Data entries ->
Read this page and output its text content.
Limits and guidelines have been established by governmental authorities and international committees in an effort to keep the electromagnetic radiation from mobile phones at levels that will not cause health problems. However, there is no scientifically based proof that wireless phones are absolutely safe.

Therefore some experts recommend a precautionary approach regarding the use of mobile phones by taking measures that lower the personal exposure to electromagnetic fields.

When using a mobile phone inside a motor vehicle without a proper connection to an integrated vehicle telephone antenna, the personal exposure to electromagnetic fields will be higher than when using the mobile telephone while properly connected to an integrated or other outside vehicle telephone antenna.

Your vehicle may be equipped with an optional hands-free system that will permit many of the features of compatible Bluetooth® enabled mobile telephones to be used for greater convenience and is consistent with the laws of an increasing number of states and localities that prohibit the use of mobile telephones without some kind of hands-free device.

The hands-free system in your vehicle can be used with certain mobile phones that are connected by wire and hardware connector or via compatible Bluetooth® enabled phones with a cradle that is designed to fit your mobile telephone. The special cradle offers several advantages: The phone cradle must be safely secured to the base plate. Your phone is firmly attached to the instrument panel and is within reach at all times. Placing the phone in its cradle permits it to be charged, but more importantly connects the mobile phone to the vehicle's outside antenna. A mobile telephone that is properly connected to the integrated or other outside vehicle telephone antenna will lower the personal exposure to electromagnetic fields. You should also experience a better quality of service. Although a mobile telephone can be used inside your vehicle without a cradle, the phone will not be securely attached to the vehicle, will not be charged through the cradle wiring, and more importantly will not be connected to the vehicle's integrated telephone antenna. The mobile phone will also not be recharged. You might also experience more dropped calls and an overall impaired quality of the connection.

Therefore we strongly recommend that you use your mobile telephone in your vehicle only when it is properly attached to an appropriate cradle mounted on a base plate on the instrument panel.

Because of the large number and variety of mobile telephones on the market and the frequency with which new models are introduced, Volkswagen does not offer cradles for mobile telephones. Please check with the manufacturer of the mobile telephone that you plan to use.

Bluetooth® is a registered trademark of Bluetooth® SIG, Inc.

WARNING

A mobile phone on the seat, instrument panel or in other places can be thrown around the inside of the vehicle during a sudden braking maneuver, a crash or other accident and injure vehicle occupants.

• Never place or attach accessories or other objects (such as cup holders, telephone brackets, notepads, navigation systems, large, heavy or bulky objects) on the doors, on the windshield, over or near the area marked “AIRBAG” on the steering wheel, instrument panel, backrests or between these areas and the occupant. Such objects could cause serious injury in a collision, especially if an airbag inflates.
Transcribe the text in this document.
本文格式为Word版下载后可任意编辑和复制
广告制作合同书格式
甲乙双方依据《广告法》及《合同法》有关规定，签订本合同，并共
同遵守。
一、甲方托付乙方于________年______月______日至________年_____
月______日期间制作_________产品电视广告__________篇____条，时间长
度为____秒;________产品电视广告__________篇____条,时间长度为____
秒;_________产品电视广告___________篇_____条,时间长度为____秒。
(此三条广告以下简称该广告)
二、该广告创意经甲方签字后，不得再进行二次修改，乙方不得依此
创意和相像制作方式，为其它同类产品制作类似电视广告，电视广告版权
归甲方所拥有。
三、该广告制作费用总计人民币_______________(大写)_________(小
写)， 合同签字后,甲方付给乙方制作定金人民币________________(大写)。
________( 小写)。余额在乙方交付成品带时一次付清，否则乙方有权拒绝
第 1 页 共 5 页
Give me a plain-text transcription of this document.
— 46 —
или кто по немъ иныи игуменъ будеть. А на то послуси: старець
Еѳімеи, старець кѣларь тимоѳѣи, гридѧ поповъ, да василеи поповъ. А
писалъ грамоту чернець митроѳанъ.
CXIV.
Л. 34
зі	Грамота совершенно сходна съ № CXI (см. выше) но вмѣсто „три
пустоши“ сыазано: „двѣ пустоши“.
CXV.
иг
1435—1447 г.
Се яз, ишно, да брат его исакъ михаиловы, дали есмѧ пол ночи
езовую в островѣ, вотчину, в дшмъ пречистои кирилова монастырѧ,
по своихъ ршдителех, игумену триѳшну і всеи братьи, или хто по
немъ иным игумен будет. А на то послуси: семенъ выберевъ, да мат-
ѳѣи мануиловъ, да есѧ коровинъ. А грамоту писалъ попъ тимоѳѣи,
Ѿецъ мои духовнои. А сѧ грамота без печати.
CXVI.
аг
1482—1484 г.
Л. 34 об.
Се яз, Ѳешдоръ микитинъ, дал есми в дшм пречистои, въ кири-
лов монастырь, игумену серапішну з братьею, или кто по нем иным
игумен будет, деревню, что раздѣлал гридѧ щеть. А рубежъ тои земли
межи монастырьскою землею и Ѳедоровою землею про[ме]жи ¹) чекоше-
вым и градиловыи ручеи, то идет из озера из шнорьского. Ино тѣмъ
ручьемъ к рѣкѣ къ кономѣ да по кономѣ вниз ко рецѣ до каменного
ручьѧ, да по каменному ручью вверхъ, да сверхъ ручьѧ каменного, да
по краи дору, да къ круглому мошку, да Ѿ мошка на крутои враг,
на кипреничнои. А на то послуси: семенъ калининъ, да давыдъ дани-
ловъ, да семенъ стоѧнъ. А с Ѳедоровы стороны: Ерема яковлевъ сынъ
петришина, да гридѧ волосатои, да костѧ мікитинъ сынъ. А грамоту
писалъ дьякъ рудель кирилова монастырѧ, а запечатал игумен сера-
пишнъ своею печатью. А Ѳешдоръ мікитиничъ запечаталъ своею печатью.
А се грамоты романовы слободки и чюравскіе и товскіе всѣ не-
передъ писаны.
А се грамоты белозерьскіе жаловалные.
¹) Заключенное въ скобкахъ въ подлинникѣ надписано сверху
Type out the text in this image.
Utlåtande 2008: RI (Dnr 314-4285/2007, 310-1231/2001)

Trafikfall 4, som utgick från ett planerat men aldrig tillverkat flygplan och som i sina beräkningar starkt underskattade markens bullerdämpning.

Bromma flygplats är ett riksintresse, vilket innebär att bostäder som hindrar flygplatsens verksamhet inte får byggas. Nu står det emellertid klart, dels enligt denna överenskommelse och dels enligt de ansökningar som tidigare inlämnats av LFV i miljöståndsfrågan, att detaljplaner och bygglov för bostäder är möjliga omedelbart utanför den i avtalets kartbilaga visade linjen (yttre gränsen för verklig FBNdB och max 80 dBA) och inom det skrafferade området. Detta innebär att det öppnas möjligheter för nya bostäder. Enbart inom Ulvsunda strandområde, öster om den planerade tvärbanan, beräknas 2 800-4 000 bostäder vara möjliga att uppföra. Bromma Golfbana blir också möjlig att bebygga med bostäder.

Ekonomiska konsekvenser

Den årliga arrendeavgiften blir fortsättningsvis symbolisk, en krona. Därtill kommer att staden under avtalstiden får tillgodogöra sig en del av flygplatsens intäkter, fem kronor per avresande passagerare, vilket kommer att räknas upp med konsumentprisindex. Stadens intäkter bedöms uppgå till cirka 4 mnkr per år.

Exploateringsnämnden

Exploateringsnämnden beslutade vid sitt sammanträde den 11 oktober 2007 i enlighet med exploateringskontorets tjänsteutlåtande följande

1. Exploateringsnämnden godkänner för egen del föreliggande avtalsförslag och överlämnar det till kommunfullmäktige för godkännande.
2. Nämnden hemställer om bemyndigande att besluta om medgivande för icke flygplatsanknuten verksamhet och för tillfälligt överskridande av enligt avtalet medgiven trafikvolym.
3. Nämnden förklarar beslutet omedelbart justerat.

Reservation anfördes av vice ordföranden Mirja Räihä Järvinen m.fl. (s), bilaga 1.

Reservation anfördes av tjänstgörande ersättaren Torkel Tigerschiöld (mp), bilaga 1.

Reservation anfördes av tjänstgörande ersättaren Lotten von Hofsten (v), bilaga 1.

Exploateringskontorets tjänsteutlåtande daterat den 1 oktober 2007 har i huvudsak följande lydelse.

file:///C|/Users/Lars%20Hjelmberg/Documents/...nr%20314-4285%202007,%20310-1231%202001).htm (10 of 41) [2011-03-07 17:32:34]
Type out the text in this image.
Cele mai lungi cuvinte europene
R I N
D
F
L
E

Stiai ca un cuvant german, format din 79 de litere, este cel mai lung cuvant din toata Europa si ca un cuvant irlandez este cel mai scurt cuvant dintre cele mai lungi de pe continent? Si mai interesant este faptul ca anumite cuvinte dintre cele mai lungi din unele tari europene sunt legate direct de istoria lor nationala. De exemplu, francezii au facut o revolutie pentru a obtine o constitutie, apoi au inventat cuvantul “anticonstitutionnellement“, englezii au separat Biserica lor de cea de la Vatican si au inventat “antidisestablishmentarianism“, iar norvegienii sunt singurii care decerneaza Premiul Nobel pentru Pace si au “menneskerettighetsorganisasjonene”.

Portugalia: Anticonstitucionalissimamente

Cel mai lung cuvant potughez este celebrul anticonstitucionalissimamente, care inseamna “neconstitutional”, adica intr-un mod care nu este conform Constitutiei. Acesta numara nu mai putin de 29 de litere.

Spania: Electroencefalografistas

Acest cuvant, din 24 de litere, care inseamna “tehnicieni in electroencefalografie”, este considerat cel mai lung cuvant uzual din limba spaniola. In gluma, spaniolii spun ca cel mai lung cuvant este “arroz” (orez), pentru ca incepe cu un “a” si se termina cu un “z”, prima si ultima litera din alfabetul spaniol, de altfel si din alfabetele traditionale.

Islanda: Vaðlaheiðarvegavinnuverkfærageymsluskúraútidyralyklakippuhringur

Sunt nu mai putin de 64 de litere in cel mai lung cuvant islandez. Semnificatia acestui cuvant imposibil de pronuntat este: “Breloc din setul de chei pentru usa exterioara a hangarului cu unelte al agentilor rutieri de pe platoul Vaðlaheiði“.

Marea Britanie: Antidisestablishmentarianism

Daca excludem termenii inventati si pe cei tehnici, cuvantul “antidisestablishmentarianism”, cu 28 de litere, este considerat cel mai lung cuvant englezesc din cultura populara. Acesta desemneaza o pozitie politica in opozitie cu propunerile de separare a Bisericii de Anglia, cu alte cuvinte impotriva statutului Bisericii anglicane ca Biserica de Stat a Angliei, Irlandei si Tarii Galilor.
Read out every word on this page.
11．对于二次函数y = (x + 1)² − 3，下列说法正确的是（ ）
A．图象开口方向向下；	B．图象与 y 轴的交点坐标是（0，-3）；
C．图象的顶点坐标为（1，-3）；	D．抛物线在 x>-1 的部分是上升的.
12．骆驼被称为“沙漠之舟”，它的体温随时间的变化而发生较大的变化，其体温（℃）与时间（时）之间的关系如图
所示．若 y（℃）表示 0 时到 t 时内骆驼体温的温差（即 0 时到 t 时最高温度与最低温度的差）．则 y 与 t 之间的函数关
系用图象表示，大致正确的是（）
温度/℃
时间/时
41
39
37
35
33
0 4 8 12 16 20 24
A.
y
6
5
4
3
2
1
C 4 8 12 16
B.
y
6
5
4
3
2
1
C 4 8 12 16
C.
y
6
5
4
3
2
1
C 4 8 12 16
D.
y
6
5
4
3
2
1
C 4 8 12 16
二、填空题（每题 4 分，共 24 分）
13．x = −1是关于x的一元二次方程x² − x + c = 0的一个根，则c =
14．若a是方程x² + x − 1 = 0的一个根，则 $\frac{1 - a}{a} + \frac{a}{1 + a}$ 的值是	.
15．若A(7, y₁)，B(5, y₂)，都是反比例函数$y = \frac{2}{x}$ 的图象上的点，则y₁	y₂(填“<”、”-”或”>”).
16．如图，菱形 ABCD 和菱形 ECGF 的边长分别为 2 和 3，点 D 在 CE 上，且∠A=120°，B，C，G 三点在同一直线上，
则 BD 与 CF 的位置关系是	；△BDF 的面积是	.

Stated task -> Produce an exact repeat of the lines from the one containing "Read out every word on this page." through the last line of the data, and nothing more.

Written response ->
Read out every word on this page.
11．对于二次函数y = (x + 1)² − 3，下列说法正确的是（ ）
A．图象开口方向向下；	B．图象与 y 轴的交点坐标是（0，-3）；
C．图象的顶点坐标为（1，-3）；	D．抛物线在 x>-1 的部分是上升的.
12．骆驼被称为“沙漠之舟”，它的体温随时间的变化而发生较大的变化，其体温（℃）与时间（时）之间的关系如图
所示．若 y（℃）表示 0 时到 t 时内骆驼体温的温差（即 0 时到 t 时最高温度与最低温度的差）．则 y 与 t 之间的函数关
系用图象表示，大致正确的是（）
温度/℃
时间/时
41
39
37
35
33
0 4 8 12 16 20 24
A.
y
6
5
4
3
2
1
C 4 8 12 16
B.
y
6
5
4
3
2
1
C 4 8 12 16
C.
y
6
5
4
3
2
1
C 4 8 12 16
D.
y
6
5
4
3
2
1
C 4 8 12 16
二、填空题（每题 4 分，共 24 分）
13．x = −1是关于x的一元二次方程x² − x + c = 0的一个根，则c =
14．若a是方程x² + x − 1 = 0的一个根，则 $\frac{1 - a}{a} + \frac{a}{1 + a}$ 的值是	.
15．若A(7, y₁)，B(5, y₂)，都是反比例函数$y = \frac{2}{x}$ 的图象上的点，则y₁	y₂(填“<”、”-”或”>”).
16．如图，菱形 ABCD 和菱形 ECGF 的边长分别为 2 和 3，点 D 在 CE 上，且∠A=120°，B，C，G 三点在同一直线上，
则 BD 与 CF 的位置关系是	；△BDF 的面积是	.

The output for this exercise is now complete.